Stored dataset items
..............................
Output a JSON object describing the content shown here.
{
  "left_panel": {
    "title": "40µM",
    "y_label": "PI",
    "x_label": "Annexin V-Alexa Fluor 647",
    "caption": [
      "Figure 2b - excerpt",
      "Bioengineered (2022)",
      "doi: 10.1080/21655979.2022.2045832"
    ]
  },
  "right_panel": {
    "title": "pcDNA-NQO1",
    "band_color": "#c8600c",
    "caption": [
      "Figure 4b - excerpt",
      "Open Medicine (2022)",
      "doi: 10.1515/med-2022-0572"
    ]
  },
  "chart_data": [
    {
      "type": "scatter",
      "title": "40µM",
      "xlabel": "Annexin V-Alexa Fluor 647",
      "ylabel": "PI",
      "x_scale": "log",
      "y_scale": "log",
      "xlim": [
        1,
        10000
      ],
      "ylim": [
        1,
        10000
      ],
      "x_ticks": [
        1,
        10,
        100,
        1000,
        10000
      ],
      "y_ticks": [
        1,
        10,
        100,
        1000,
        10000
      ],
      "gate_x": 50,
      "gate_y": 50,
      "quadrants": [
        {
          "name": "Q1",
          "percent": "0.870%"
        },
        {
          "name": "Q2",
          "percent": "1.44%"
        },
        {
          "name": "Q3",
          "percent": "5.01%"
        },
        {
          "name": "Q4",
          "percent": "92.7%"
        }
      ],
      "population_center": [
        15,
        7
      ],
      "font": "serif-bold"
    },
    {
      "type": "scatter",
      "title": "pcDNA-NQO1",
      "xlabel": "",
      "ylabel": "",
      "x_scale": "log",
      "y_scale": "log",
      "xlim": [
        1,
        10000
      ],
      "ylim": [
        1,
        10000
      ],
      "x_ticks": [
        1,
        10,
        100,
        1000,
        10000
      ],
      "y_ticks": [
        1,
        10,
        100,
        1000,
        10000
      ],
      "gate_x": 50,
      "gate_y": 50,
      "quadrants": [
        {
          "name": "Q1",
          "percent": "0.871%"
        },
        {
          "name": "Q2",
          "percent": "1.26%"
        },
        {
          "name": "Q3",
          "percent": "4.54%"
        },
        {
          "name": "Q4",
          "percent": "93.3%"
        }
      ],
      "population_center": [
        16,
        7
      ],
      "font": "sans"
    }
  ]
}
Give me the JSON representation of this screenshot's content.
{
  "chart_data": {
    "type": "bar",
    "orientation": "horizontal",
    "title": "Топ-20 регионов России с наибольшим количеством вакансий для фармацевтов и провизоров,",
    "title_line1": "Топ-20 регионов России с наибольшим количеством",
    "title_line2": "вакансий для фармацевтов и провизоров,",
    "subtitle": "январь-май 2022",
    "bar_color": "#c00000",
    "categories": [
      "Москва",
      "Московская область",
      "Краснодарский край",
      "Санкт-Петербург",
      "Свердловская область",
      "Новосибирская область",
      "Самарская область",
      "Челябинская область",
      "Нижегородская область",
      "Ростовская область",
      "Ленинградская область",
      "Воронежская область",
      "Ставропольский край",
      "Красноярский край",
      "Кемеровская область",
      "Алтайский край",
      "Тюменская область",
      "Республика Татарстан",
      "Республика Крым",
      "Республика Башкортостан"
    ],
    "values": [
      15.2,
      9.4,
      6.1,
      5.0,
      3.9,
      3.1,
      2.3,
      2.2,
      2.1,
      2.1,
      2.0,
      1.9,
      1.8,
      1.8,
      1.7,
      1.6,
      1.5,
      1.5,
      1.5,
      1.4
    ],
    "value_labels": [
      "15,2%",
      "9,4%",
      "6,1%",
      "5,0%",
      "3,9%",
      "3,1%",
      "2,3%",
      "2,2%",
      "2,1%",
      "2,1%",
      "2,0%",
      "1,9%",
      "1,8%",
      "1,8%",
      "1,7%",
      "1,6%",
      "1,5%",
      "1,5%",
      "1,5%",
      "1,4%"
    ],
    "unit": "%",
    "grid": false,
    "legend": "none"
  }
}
..............................
» **What to produce**:
Copy out exactly the lines from the line with "Give me the" to the end of the listing, including both of those lines, and give nothing else.

» **Answer to the task**:
Give me the JSON representation of this screenshot's content.
{
  "chart_data": {
    "type": "bar",
    "orientation": "horizontal",
    "title": "Топ-20 регионов России с наибольшим количеством вакансий для фармацевтов и провизоров,",
    "title_line1": "Топ-20 регионов России с наибольшим количеством",
    "title_line2": "вакансий для фармацевтов и провизоров,",
    "subtitle": "январь-май 2022",
    "bar_color": "#c00000",
    "categories": [
      "Москва",
      "Московская область",
      "Краснодарский край",
      "Санкт-Петербург",
      "Свердловская область",
      "Новосибирская область",
      "Самарская область",
      "Челябинская область",
      "Нижегородская область",
      "Ростовская область",
      "Ленинградская область",
      "Воронежская область",
      "Ставропольский край",
      "Красноярский край",
      "Кемеровская область",
      "Алтайский край",
      "Тюменская область",
      "Республика Татарстан",
      "Республика Крым",
      "Республика Башкортостан"
    ],
    "values": [
      15.2,
      9.4,
      6.1,
      5.0,
      3.9,
      3.1,
      2.3,
      2.2,
      2.1,
      2.1,
      2.0,
      1.9,
      1.8,
      1.8,
      1.7,
      1.6,
      1.5,
      1.5,
      1.5,
      1.4
    ],
    "value_labels": [
      "15,2%",
      "9,4%",
      "6,1%",
      "5,0%",
      "3,9%",
      "3,1%",
      "2,3%",
      "2,2%",
      "2,1%",
      "2,1%",
      "2,0%",
      "1,9%",
      "1,8%",
      "1,8%",
      "1,7%",
      "1,6%",
      "1,5%",
      "1,5%",
      "1,5%",
      "1,4%"
    ],
    "unit": "%",
    "grid": false,
    "legend": "none"
  }
}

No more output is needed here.